====== DATA ROWS

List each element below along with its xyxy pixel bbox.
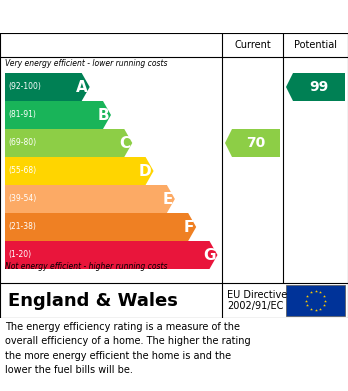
Text: Energy Efficiency Rating: Energy Efficiency Rating bbox=[8, 9, 210, 24]
Text: (69-80): (69-80) bbox=[8, 138, 36, 147]
Polygon shape bbox=[225, 129, 280, 157]
Text: EU Directive: EU Directive bbox=[227, 290, 287, 300]
Polygon shape bbox=[5, 213, 196, 241]
Polygon shape bbox=[5, 101, 111, 129]
Text: Very energy efficient - lower running costs: Very energy efficient - lower running co… bbox=[5, 59, 167, 68]
Polygon shape bbox=[5, 241, 218, 269]
Text: (39-54): (39-54) bbox=[8, 194, 36, 203]
Text: 70: 70 bbox=[246, 136, 266, 150]
Text: Not energy efficient - higher running costs: Not energy efficient - higher running co… bbox=[5, 262, 167, 271]
Bar bbox=[286, 285, 345, 316]
Text: (81-91): (81-91) bbox=[8, 111, 36, 120]
Text: Potential: Potential bbox=[294, 40, 337, 50]
Text: G: G bbox=[203, 248, 215, 262]
Polygon shape bbox=[5, 129, 132, 157]
Text: Current: Current bbox=[234, 40, 271, 50]
Polygon shape bbox=[5, 157, 153, 185]
Text: E: E bbox=[163, 192, 173, 206]
Polygon shape bbox=[286, 73, 345, 101]
Text: C: C bbox=[119, 136, 130, 151]
Text: F: F bbox=[184, 219, 194, 235]
Text: D: D bbox=[139, 163, 152, 179]
Text: (55-68): (55-68) bbox=[8, 167, 36, 176]
Text: (21-38): (21-38) bbox=[8, 222, 36, 231]
Text: (92-100): (92-100) bbox=[8, 83, 41, 91]
Polygon shape bbox=[5, 73, 90, 101]
Polygon shape bbox=[5, 185, 175, 213]
Text: 99: 99 bbox=[309, 80, 329, 94]
Text: A: A bbox=[76, 79, 88, 95]
Text: 2002/91/EC: 2002/91/EC bbox=[227, 301, 283, 311]
Text: (1-20): (1-20) bbox=[8, 251, 31, 260]
Text: England & Wales: England & Wales bbox=[8, 292, 178, 310]
Text: The energy efficiency rating is a measure of the
overall efficiency of a home. T: The energy efficiency rating is a measur… bbox=[5, 322, 251, 375]
Text: B: B bbox=[97, 108, 109, 122]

============

Copy every line of the material above word for word, leaving out the pictures.

List each element below along with its xyxy pixel bbox.
Text: Energy Efficiency Rating: Energy Efficiency Rating bbox=[8, 9, 210, 24]
Text: (69-80): (69-80) bbox=[8, 138, 36, 147]
Polygon shape bbox=[225, 129, 280, 157]
Text: EU Directive: EU Directive bbox=[227, 290, 287, 300]
Polygon shape bbox=[5, 213, 196, 241]
Polygon shape bbox=[5, 101, 111, 129]
Text: Very energy efficient - lower running costs: Very energy efficient - lower running co… bbox=[5, 59, 167, 68]
Polygon shape bbox=[5, 241, 218, 269]
Text: (39-54): (39-54) bbox=[8, 194, 36, 203]
Text: 70: 70 bbox=[246, 136, 266, 150]
Text: Not energy efficient - higher running costs: Not energy efficient - higher running co… bbox=[5, 262, 167, 271]
Bar bbox=[286, 285, 345, 316]
Text: (81-91): (81-91) bbox=[8, 111, 36, 120]
Text: Potential: Potential bbox=[294, 40, 337, 50]
Text: G: G bbox=[203, 248, 215, 262]
Polygon shape bbox=[5, 129, 132, 157]
Text: Current: Current bbox=[234, 40, 271, 50]
Polygon shape bbox=[5, 157, 153, 185]
Text: E: E bbox=[163, 192, 173, 206]
Polygon shape bbox=[286, 73, 345, 101]
Text: C: C bbox=[119, 136, 130, 151]
Text: F: F bbox=[184, 219, 194, 235]
Text: D: D bbox=[139, 163, 152, 179]
Text: (55-68): (55-68) bbox=[8, 167, 36, 176]
Text: (21-38): (21-38) bbox=[8, 222, 36, 231]
Text: (92-100): (92-100) bbox=[8, 83, 41, 91]
Polygon shape bbox=[5, 73, 90, 101]
Polygon shape bbox=[5, 185, 175, 213]
Text: 99: 99 bbox=[309, 80, 329, 94]
Text: A: A bbox=[76, 79, 88, 95]
Text: 2002/91/EC: 2002/91/EC bbox=[227, 301, 283, 311]
Text: (1-20): (1-20) bbox=[8, 251, 31, 260]
Text: England & Wales: England & Wales bbox=[8, 292, 178, 310]
Text: The energy efficiency rating is a measure of the
overall efficiency of a home. T: The energy efficiency rating is a measur… bbox=[5, 322, 251, 375]
Text: B: B bbox=[97, 108, 109, 122]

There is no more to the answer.